-------- Data rows
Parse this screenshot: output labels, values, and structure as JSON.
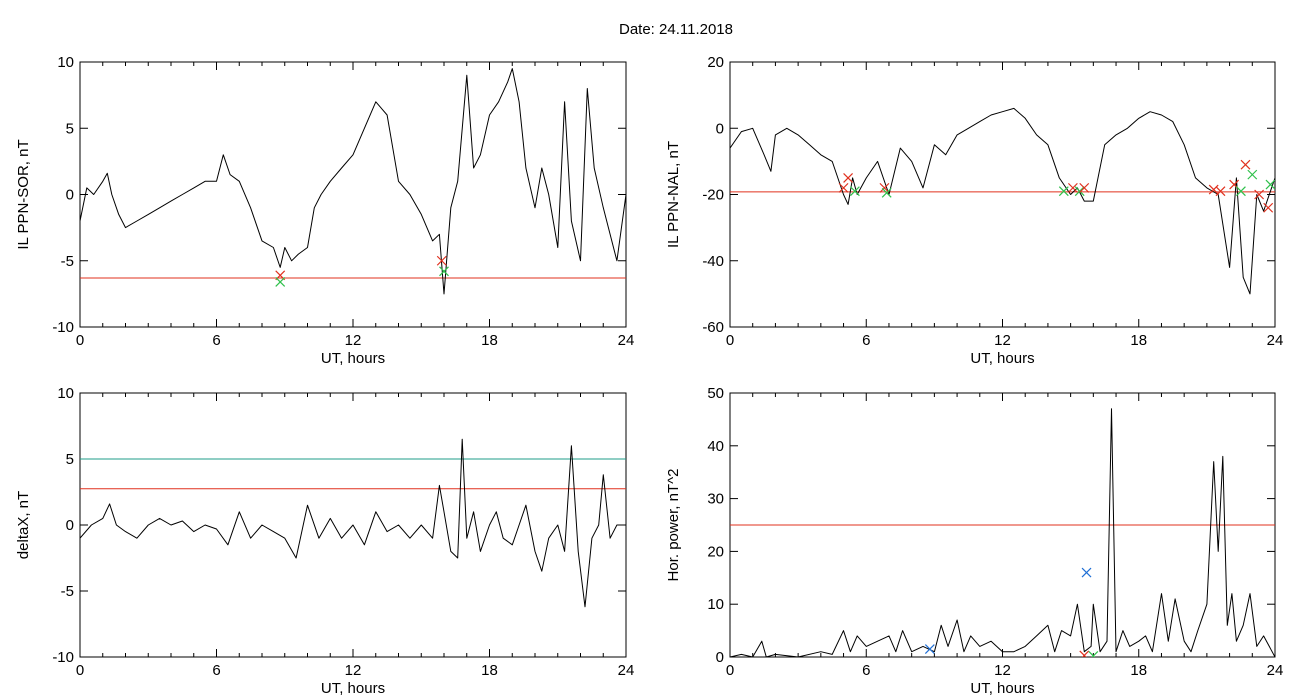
{
  "title": "Date:  24.11.2018",
  "colors": {
    "series": "#000000",
    "threshold_red": "#e0301e",
    "threshold_green": "#1f9e8a",
    "marker_red": "#e0301e",
    "marker_green": "#2ec04a",
    "marker_blue": "#1f6fd6",
    "highlight": "#1f6fd6"
  },
  "chart_data": [
    {
      "type": "line",
      "id": "p1",
      "ylabel": "IL PPN-SOR, nT",
      "xlabel": "UT, hours",
      "xlim": [
        0,
        24
      ],
      "ylim": [
        -10,
        10
      ],
      "xticks": [
        "0",
        "6",
        "12",
        "18",
        "24"
      ],
      "yticks": [
        "10",
        "5",
        "0",
        "-5",
        "-10"
      ],
      "series": [
        {
          "x": [
            0,
            0.3,
            0.6,
            1,
            1.2,
            1.4,
            1.7,
            2,
            2.5,
            3,
            3.5,
            4,
            4.5,
            5,
            5.5,
            6,
            6.3,
            6.6,
            7,
            7.5,
            8,
            8.5,
            8.8,
            9,
            9.3,
            9.6,
            10,
            10.3,
            10.6,
            11,
            11.5,
            12,
            12.5,
            13,
            13.5,
            14,
            14.5,
            15,
            15.5,
            15.8,
            16,
            16.3,
            16.6,
            17,
            17.3,
            17.6,
            18,
            18.4,
            18.8,
            19,
            19.3,
            19.6,
            20,
            20.3,
            20.6,
            21,
            21.3,
            21.6,
            22,
            22.3,
            22.6,
            23,
            23.3,
            23.6,
            24
          ],
          "y": [
            -2,
            0.5,
            0,
            1,
            1.6,
            0,
            -1.5,
            -2.5,
            -2,
            -1.5,
            -1,
            -0.5,
            0,
            0.5,
            1,
            1,
            3,
            1.5,
            1,
            -1,
            -3.5,
            -4,
            -5.5,
            -4,
            -5,
            -4.5,
            -4,
            -1,
            0,
            1,
            2,
            3,
            5,
            7,
            6,
            1,
            0,
            -1.5,
            -3.5,
            -3,
            -7.5,
            -1,
            1,
            9,
            2,
            3,
            6,
            7,
            8.5,
            9.5,
            7,
            2,
            -1,
            2,
            0,
            -4,
            7,
            -2,
            -5,
            8,
            2,
            -1,
            -3,
            -5,
            0
          ]
        }
      ],
      "hlines": [
        {
          "y": -6.3,
          "color": "red"
        }
      ],
      "markers": [
        {
          "x": 8.8,
          "y": -6.1,
          "color": "red"
        },
        {
          "x": 8.8,
          "y": -6.6,
          "color": "green"
        },
        {
          "x": 15.9,
          "y": -5.0,
          "color": "red"
        },
        {
          "x": 16.0,
          "y": -5.8,
          "color": "green"
        }
      ]
    },
    {
      "type": "line",
      "id": "p2",
      "ylabel": "IL PPN-NAL, nT",
      "xlabel": "UT, hours",
      "xlim": [
        0,
        24
      ],
      "ylim": [
        -60,
        20
      ],
      "xticks": [
        "0",
        "6",
        "12",
        "18",
        "24"
      ],
      "yticks": [
        "20",
        "0",
        "-20",
        "-40",
        "-60"
      ],
      "series": [
        {
          "x": [
            0,
            0.5,
            1,
            1.5,
            1.8,
            2,
            2.5,
            3,
            3.5,
            4,
            4.5,
            5,
            5.2,
            5.4,
            5.6,
            6,
            6.5,
            7,
            7.5,
            8,
            8.5,
            9,
            9.5,
            10,
            10.5,
            11,
            11.5,
            12,
            12.5,
            13,
            13.5,
            14,
            14.5,
            15,
            15.3,
            15.6,
            16,
            16.5,
            17,
            17.5,
            18,
            18.5,
            19,
            19.5,
            20,
            20.5,
            21,
            21.5,
            22,
            22.3,
            22.6,
            22.9,
            23.2,
            23.5,
            24
          ],
          "y": [
            -6,
            -1,
            0,
            -8,
            -13,
            -2,
            0,
            -2,
            -5,
            -8,
            -10,
            -20,
            -23,
            -15,
            -20,
            -15,
            -10,
            -20,
            -6,
            -10,
            -18,
            -5,
            -8,
            -2,
            0,
            2,
            4,
            5,
            6,
            3,
            -2,
            -5,
            -15,
            -20,
            -18,
            -22,
            -22,
            -5,
            -2,
            0,
            3,
            5,
            4,
            2,
            -5,
            -15,
            -18,
            -20,
            -42,
            -15,
            -45,
            -50,
            -20,
            -25,
            -15
          ]
        }
      ],
      "hlines": [
        {
          "y": -19.2,
          "color": "red"
        }
      ],
      "markers": [
        {
          "x": 5.0,
          "y": -18,
          "color": "red"
        },
        {
          "x": 5.2,
          "y": -15,
          "color": "red"
        },
        {
          "x": 5.5,
          "y": -19,
          "color": "green"
        },
        {
          "x": 6.8,
          "y": -18,
          "color": "red"
        },
        {
          "x": 6.9,
          "y": -19.5,
          "color": "green"
        },
        {
          "x": 14.7,
          "y": -19,
          "color": "green"
        },
        {
          "x": 15.1,
          "y": -18,
          "color": "red"
        },
        {
          "x": 15.4,
          "y": -19,
          "color": "green"
        },
        {
          "x": 15.6,
          "y": -18,
          "color": "red"
        },
        {
          "x": 21.3,
          "y": -18.5,
          "color": "red"
        },
        {
          "x": 21.6,
          "y": -19,
          "color": "red"
        },
        {
          "x": 22.2,
          "y": -17,
          "color": "red"
        },
        {
          "x": 22.5,
          "y": -19,
          "color": "green"
        },
        {
          "x": 22.7,
          "y": -11,
          "color": "red"
        },
        {
          "x": 23.0,
          "y": -14,
          "color": "green"
        },
        {
          "x": 23.3,
          "y": -20,
          "color": "red"
        },
        {
          "x": 23.7,
          "y": -24,
          "color": "red"
        },
        {
          "x": 23.8,
          "y": -17,
          "color": "green"
        }
      ]
    },
    {
      "type": "line",
      "id": "p3",
      "ylabel": "deltaX, nT",
      "xlabel": "UT, hours",
      "xlim": [
        0,
        24
      ],
      "ylim": [
        -10,
        10
      ],
      "xticks": [
        "0",
        "6",
        "12",
        "18",
        "24"
      ],
      "yticks": [
        "10",
        "5",
        "0",
        "-5",
        "-10"
      ],
      "series": [
        {
          "x": [
            0,
            0.5,
            1,
            1.3,
            1.6,
            2,
            2.5,
            3,
            3.5,
            4,
            4.5,
            5,
            5.5,
            6,
            6.5,
            7,
            7.5,
            8,
            8.5,
            9,
            9.5,
            10,
            10.5,
            11,
            11.5,
            12,
            12.5,
            13,
            13.5,
            14,
            14.5,
            15,
            15.5,
            15.8,
            16,
            16.3,
            16.6,
            16.8,
            17,
            17.3,
            17.6,
            18,
            18.3,
            18.6,
            19,
            19.3,
            19.6,
            20,
            20.3,
            20.6,
            21,
            21.3,
            21.6,
            21.9,
            22.2,
            22.5,
            22.8,
            23,
            23.3,
            23.6,
            24
          ],
          "y": [
            -1,
            0,
            0.5,
            1.6,
            0,
            -0.5,
            -1,
            0,
            0.5,
            0,
            0.3,
            -0.5,
            0,
            -0.3,
            -1.5,
            1,
            -1,
            0,
            -0.5,
            -1,
            -2.5,
            1.5,
            -1,
            0.5,
            -1,
            0,
            -1.5,
            1,
            -0.5,
            0,
            -1,
            0,
            -1,
            3,
            1,
            -2,
            -2.5,
            6.5,
            -1,
            1,
            -2,
            0,
            1,
            -1,
            -1.5,
            0,
            1.5,
            -2,
            -3.5,
            -1,
            0,
            -2,
            6,
            -2,
            -6.2,
            -1,
            0,
            3.8,
            -1,
            0,
            0
          ]
        }
      ],
      "hlines": [
        {
          "y": 2.75,
          "color": "red"
        },
        {
          "y": 5.0,
          "color": "green"
        }
      ],
      "markers": []
    },
    {
      "type": "line",
      "id": "p4",
      "ylabel": "Hor. power, nT^2",
      "xlabel": "UT, hours",
      "xlim": [
        0,
        24
      ],
      "ylim": [
        0,
        50
      ],
      "xticks": [
        "0",
        "6",
        "12",
        "18",
        "24"
      ],
      "yticks": [
        "50",
        "40",
        "30",
        "20",
        "10",
        "0"
      ],
      "series": [
        {
          "x": [
            0,
            0.5,
            1,
            1.4,
            1.6,
            2,
            3,
            4,
            4.5,
            5,
            5.3,
            5.6,
            6,
            6.5,
            7,
            7.3,
            7.6,
            8,
            8.5,
            9,
            9.3,
            9.6,
            10,
            10.3,
            10.6,
            11,
            11.5,
            12,
            12.5,
            13,
            13.5,
            14,
            14.3,
            14.6,
            15,
            15.3,
            15.6,
            15.9,
            16,
            16.3,
            16.6,
            16.8,
            17,
            17.3,
            17.6,
            18,
            18.3,
            18.6,
            19,
            19.3,
            19.6,
            20,
            20.3,
            20.6,
            21,
            21.3,
            21.5,
            21.7,
            21.9,
            22.1,
            22.3,
            22.6,
            22.9,
            23.2,
            23.5,
            24
          ],
          "y": [
            0,
            0.5,
            0,
            3,
            0,
            0.5,
            0,
            1,
            0.5,
            5,
            1,
            4,
            2,
            3,
            4,
            1,
            5,
            1,
            2,
            1,
            6,
            2,
            7,
            1,
            4,
            2,
            3,
            1,
            1,
            2,
            4,
            6,
            1,
            5,
            4,
            10,
            1,
            2,
            10,
            1,
            3,
            47,
            1,
            5,
            2,
            3,
            4,
            1,
            12,
            3,
            11,
            3,
            1,
            5,
            10,
            37,
            20,
            38,
            6,
            12,
            3,
            6,
            12,
            2,
            4,
            0
          ]
        }
      ],
      "hlines": [
        {
          "y": 25,
          "color": "red"
        }
      ],
      "markers": [
        {
          "x": 8.8,
          "y": 1.5,
          "color": "blue"
        },
        {
          "x": 15.7,
          "y": 16,
          "color": "blue"
        },
        {
          "x": 15.6,
          "y": 0.3,
          "color": "red"
        },
        {
          "x": 16.0,
          "y": 0.2,
          "color": "green"
        }
      ]
    }
  ]
}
----------------
Directions —
All lines above containing the string "ylabel" are to be collected.

Solution to the problem —
      "ylabel": "IL PPN-SOR, nT",
      "ylabel": "IL PPN-NAL, nT",
      "ylabel": "deltaX, nT",
      "ylabel": "Hor. power, nT^2",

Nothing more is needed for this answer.